■ **What is asked**
Across the data below, how many lines hold "based"? Answer with that number and nothing else.

■ **Recorded information**
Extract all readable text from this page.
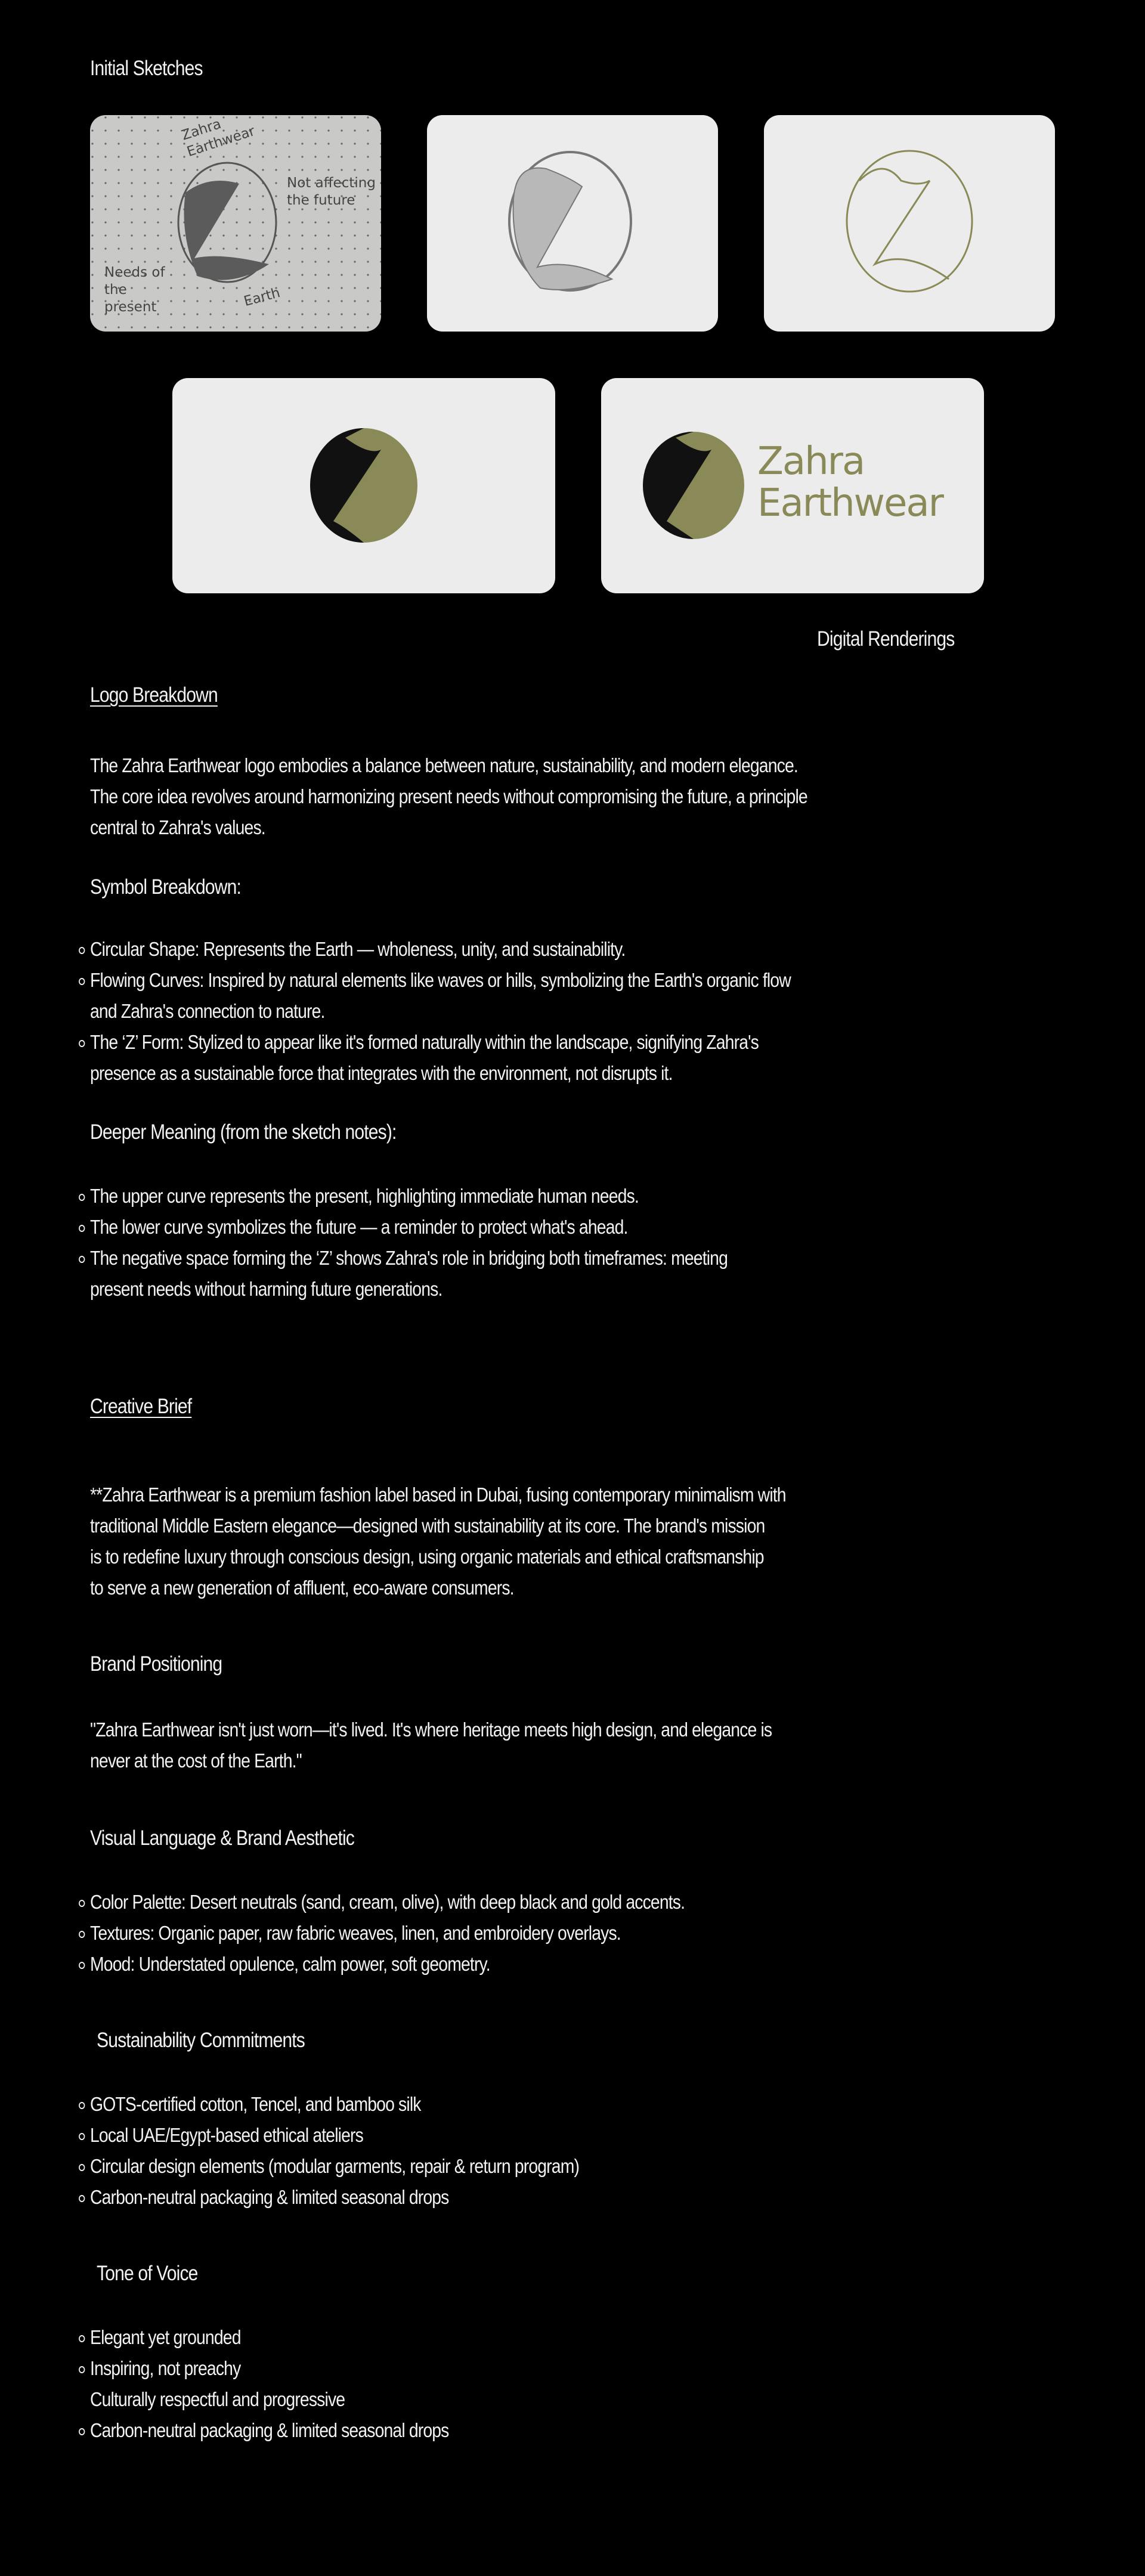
Initial Sketches
Zahra Earthwear
Not affecting the future
Needs of the present	Earth
Zahra
Earthwear
Digital Renderings
Logo Breakdown
The Zahra Earthwear logo embodies a balance between nature, sustainability, and modern elegance.
The core idea revolves around harmonizing present needs without compromising the future, a principle
central to Zahra's values.
Symbol Breakdown:
Circular Shape: Represents the Earth — wholeness, unity, and sustainability.
Flowing Curves: Inspired by natural elements like waves or hills, symbolizing the Earth's organic flow
and Zahra's connection to nature.
The ‘Z’ Form: Stylized to appear like it's formed naturally within the landscape, signifying Zahra's
presence as a sustainable force that integrates with the environment, not disrupts it.
Deeper Meaning (from the sketch notes):
The upper curve represents the present, highlighting immediate human needs.
The lower curve symbolizes the future — a reminder to protect what's ahead.
The negative space forming the ‘Z’ shows Zahra's role in bridging both timeframes: meeting
present needs without harming future generations.
Creative Brief
**Zahra Earthwear is a premium fashion label based in Dubai, fusing contemporary minimalism with
traditional Middle Eastern elegance—designed with sustainability at its core. The brand's mission
is to redefine luxury through conscious design, using organic materials and ethical craftsmanship
to serve a new generation of affluent, eco-aware consumers.
Brand Positioning
"Zahra Earthwear isn't just worn—it's lived. It's where heritage meets high design, and elegance is
never at the cost of the Earth."
Visual Language & Brand Aesthetic
Color Palette: Desert neutrals (sand, cream, olive), with deep black and gold accents.
Textures: Organic paper, raw fabric weaves, linen, and embroidery overlays.
Mood: Understated opulence, calm power, soft geometry.
Sustainability Commitments
GOTS-certified cotton, Tencel, and bamboo silk
Local UAE/Egypt-based ethical ateliers
Circular design elements (modular garments, repair & return program)
Carbon-neutral packaging & limited seasonal drops
Tone of Voice
Elegant yet grounded
Inspiring, not preachy
Culturally respectful and progressive
Carbon-neutral packaging & limited seasonal drops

■ **Answer to the task**
2